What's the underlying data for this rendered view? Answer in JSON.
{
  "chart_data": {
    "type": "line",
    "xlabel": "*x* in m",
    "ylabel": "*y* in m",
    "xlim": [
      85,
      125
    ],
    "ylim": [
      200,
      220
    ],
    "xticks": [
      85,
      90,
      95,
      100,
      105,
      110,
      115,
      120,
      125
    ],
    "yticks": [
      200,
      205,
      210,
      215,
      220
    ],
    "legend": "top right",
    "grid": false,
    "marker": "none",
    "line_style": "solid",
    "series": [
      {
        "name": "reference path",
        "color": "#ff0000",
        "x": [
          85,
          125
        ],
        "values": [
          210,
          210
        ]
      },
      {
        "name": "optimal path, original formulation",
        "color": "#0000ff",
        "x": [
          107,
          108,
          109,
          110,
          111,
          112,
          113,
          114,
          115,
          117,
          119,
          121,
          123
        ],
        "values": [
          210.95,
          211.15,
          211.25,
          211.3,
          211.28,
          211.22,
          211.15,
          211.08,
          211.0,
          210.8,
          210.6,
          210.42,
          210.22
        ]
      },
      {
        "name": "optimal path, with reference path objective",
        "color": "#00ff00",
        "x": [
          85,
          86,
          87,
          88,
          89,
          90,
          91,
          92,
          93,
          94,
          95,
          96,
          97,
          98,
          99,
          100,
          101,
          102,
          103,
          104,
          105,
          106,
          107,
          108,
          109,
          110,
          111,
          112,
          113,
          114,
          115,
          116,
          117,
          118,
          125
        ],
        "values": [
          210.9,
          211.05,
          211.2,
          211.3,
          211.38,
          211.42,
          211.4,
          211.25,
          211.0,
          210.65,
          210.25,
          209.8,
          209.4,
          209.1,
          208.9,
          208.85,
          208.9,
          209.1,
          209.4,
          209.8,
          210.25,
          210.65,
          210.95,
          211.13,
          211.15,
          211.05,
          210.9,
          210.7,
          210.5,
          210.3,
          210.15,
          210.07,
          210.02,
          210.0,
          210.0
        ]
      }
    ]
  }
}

================

Where a line of the material above holds the string "reference", copy that line.

        "name": "reference path",
        "name": "optimal path, with reference path objective",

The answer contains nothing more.